- [WHAT THE EXERCISE ASKS]
Give only the number of lines in the records below that contain the word "image".

[Figure contents as structured data]
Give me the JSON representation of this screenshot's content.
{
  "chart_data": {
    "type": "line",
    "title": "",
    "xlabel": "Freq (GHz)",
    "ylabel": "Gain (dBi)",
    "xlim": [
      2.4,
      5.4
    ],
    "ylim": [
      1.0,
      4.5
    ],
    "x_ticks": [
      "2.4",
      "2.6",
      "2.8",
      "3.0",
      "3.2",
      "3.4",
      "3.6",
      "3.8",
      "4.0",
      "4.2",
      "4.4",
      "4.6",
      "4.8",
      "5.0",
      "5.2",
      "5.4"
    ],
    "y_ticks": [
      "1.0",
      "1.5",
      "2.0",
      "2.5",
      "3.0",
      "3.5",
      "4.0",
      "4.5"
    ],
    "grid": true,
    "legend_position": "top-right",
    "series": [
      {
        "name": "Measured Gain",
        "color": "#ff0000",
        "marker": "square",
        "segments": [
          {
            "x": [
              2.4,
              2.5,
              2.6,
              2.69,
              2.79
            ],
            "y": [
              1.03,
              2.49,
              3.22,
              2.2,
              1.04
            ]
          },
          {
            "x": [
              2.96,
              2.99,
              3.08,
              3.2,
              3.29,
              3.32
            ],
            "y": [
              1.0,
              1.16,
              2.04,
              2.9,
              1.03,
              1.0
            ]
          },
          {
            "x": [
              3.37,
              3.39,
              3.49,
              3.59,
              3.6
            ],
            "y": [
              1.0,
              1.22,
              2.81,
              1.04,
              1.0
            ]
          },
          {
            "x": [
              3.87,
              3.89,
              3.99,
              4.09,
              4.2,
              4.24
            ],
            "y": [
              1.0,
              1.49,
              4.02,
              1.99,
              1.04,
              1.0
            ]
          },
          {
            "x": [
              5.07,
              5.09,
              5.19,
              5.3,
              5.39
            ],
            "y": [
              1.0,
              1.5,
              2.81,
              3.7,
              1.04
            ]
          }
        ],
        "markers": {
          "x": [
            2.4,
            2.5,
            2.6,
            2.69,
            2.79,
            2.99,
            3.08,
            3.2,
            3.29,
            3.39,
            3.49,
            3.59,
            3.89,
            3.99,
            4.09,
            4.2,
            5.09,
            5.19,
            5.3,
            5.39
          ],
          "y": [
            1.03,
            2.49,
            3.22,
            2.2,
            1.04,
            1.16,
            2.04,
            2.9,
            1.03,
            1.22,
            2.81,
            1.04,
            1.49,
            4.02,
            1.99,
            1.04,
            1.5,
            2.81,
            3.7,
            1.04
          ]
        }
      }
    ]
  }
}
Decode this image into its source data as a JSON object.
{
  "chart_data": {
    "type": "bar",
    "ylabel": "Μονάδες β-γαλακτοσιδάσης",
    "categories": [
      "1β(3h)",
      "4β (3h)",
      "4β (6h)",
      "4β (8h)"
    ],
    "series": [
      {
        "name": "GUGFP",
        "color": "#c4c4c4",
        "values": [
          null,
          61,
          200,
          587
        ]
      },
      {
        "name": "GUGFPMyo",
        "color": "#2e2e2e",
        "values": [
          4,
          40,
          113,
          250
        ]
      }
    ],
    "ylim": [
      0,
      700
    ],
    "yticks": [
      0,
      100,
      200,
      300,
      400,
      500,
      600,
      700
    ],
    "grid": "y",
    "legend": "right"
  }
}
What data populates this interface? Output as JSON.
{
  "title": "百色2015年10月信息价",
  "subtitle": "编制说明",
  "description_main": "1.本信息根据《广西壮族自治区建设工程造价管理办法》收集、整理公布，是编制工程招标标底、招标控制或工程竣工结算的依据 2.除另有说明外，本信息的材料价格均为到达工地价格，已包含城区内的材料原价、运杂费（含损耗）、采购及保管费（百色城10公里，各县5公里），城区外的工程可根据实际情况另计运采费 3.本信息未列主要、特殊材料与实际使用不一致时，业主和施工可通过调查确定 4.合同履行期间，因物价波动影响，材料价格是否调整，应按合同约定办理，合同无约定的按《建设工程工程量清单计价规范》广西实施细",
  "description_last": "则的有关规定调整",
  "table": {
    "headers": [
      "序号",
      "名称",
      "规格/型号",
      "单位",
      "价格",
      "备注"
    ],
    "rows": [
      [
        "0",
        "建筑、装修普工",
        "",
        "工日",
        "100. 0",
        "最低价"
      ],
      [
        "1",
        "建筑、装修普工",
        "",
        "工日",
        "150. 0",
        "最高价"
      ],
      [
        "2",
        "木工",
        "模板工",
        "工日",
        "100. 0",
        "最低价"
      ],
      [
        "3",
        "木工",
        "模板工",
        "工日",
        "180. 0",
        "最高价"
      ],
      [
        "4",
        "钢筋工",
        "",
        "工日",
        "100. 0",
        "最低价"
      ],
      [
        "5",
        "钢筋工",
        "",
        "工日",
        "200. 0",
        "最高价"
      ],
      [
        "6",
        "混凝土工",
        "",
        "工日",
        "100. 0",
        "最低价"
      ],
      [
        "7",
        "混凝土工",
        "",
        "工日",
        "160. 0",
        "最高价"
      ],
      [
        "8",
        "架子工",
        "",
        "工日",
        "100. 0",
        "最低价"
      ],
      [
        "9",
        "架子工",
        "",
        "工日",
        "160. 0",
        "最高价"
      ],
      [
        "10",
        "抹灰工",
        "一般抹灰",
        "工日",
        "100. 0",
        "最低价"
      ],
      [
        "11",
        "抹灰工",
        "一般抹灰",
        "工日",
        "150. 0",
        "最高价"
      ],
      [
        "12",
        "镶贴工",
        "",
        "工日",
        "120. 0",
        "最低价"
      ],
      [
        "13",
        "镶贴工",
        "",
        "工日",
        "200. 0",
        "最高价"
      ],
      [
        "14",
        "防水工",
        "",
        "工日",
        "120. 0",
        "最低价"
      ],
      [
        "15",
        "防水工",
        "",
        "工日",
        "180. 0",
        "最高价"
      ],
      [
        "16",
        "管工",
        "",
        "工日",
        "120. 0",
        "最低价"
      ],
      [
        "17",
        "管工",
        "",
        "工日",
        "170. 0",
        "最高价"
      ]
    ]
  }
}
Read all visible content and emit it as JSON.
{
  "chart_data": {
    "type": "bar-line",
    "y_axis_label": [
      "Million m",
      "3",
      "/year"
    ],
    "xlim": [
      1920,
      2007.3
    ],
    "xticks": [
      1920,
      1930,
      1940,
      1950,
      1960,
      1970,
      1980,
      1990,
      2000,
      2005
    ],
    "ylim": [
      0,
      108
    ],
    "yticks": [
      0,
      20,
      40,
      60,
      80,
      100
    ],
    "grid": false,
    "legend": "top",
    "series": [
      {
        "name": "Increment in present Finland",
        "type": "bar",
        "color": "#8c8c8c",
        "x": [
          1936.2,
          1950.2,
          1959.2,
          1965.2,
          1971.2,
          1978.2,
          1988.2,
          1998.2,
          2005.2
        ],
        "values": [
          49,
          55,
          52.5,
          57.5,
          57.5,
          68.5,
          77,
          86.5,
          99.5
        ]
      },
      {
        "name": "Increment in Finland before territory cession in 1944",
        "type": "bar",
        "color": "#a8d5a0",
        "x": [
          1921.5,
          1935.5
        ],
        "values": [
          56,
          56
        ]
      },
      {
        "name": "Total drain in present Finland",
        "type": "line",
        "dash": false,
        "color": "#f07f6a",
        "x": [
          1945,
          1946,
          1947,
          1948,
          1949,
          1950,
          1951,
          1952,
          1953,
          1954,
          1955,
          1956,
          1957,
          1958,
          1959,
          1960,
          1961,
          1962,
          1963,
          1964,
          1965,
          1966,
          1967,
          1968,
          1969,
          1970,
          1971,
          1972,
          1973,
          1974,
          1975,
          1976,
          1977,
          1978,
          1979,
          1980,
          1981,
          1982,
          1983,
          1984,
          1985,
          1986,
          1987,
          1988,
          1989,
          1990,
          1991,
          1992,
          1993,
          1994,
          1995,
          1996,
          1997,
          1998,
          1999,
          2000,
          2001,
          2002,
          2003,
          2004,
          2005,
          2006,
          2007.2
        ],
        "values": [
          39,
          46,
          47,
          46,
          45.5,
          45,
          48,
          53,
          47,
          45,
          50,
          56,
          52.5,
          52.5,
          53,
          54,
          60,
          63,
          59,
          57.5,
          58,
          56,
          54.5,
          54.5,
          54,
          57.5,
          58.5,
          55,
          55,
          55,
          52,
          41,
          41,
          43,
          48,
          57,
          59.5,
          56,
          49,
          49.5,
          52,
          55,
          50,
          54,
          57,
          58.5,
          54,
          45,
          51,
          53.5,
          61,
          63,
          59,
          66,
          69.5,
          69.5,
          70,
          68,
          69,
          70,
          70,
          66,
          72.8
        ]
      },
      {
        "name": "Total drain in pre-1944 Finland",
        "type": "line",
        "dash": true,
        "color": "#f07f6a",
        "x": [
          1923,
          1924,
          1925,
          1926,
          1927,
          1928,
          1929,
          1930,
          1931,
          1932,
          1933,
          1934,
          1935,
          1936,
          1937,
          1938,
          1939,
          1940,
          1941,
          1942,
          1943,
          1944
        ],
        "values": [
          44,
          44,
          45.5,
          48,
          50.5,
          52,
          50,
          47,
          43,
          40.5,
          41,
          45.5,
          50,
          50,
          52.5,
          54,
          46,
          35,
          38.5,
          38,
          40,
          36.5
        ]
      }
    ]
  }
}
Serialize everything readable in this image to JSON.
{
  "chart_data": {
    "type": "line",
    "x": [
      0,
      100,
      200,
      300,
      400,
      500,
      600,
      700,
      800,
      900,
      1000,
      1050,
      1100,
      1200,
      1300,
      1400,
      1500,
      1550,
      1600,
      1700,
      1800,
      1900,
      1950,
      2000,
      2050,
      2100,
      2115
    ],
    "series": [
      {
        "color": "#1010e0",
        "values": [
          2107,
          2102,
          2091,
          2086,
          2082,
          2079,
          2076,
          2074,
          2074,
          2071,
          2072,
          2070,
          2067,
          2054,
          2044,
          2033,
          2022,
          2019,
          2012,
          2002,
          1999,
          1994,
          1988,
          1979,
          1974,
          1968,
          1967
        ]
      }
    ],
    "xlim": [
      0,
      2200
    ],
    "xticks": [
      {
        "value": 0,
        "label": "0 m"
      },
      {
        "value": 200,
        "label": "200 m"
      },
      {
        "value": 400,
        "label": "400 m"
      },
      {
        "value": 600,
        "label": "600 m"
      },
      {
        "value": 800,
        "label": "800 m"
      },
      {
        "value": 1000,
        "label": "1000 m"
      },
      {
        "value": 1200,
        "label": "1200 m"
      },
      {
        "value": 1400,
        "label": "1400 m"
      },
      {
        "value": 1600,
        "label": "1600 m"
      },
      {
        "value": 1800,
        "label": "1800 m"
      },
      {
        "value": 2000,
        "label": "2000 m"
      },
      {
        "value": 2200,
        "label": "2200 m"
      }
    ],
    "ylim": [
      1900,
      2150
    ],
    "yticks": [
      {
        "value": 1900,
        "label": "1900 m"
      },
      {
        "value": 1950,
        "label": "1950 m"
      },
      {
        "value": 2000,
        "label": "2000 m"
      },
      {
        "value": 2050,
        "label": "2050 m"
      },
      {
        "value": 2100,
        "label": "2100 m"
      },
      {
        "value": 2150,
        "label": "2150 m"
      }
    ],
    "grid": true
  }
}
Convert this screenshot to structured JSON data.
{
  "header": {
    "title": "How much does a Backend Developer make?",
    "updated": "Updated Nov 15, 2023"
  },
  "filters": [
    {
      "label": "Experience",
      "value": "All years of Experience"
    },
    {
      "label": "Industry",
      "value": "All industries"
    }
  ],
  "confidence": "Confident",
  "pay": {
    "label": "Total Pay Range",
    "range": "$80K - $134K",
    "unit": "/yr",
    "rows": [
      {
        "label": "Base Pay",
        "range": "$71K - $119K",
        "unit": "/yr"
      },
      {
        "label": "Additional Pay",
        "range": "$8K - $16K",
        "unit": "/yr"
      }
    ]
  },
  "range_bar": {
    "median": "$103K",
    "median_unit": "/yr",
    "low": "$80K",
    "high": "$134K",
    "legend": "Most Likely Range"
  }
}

- [OUTPUT]
2